SET TASK >> How many lines in the listing below include the word "JSON"? Reply with the count alone.

(Items from a figure collection)
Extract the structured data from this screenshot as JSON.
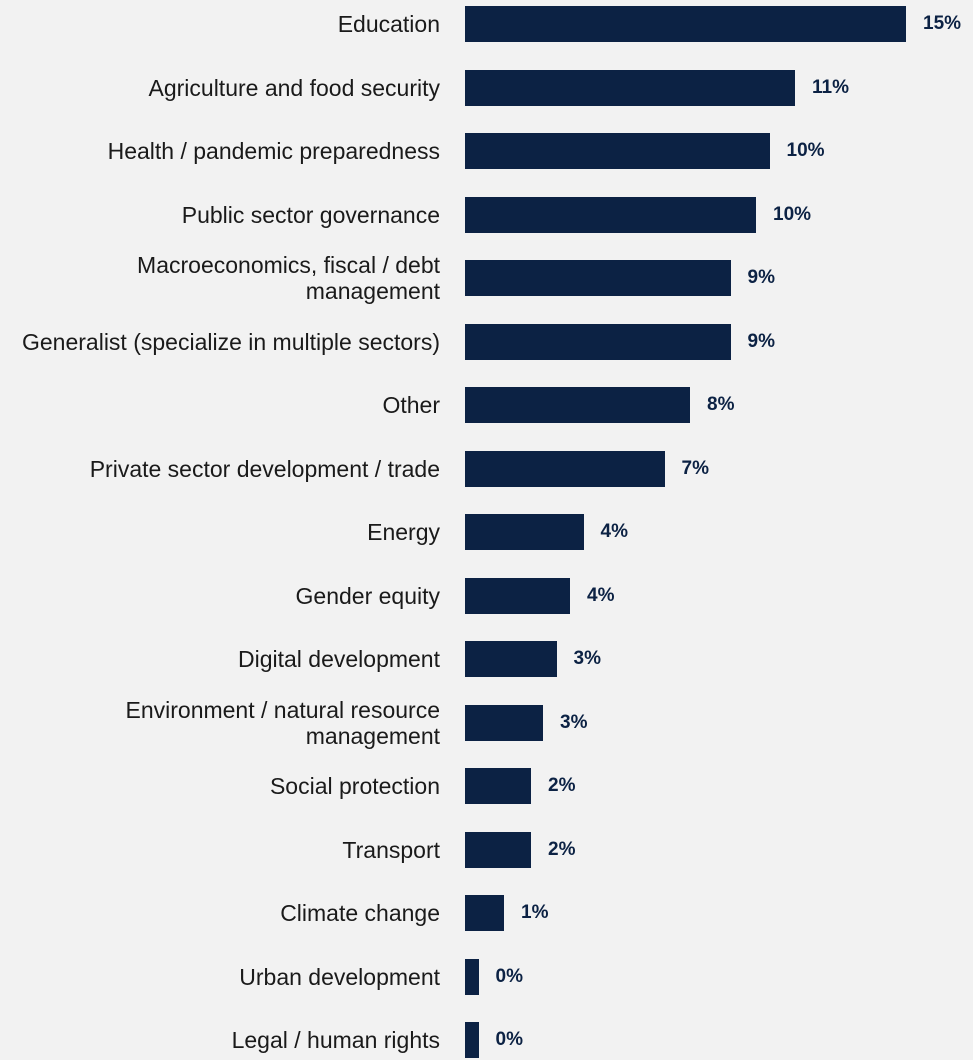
{
  "chart_data": {
    "type": "bar",
    "orientation": "horizontal",
    "title": "",
    "xlabel": "",
    "ylabel": "",
    "xlim": [
      0,
      15
    ],
    "grid": false,
    "legend": "none",
    "bar_color": "#0c2244",
    "categories": [
      "Education",
      "Agriculture and food security",
      "Health / pandemic preparedness",
      "Public sector governance",
      "Macroeconomics, fiscal / debt management",
      "Generalist (specialize in multiple sectors)",
      "Other",
      "Private sector development / trade",
      "Energy",
      "Gender equity",
      "Digital development",
      "Environment / natural resource management",
      "Social protection",
      "Transport",
      "Climate change",
      "Urban development",
      "Legal / human rights"
    ],
    "values": [
      15,
      11,
      10,
      10,
      9,
      9,
      8,
      7,
      4,
      4,
      3,
      3,
      2,
      2,
      1,
      0,
      0
    ],
    "plotted_values": [
      14.7,
      11.0,
      10.15,
      9.7,
      8.85,
      8.85,
      7.5,
      6.65,
      3.95,
      3.5,
      3.05,
      2.6,
      2.2,
      2.2,
      1.3,
      0.45,
      0.45
    ],
    "value_labels": [
      "15%",
      "11%",
      "10%",
      "10%",
      "9%",
      "9%",
      "8%",
      "7%",
      "4%",
      "4%",
      "3%",
      "3%",
      "2%",
      "2%",
      "1%",
      "0%",
      "0%"
    ]
  }
}
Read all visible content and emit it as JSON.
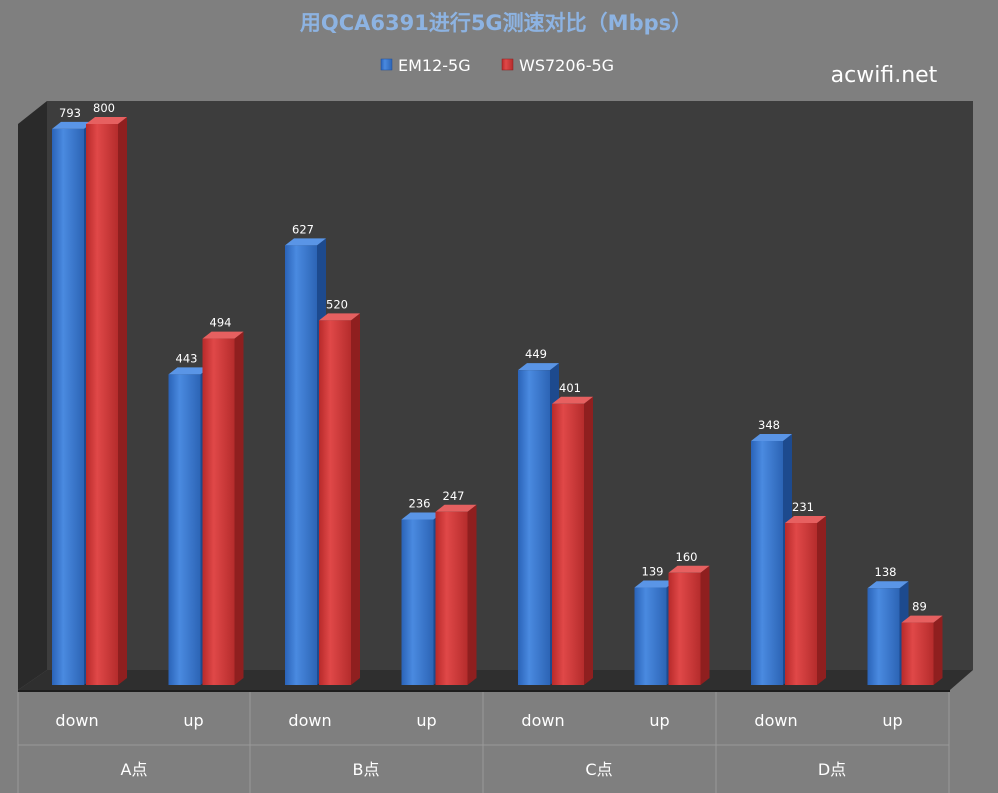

TASK RESPONSE >> 2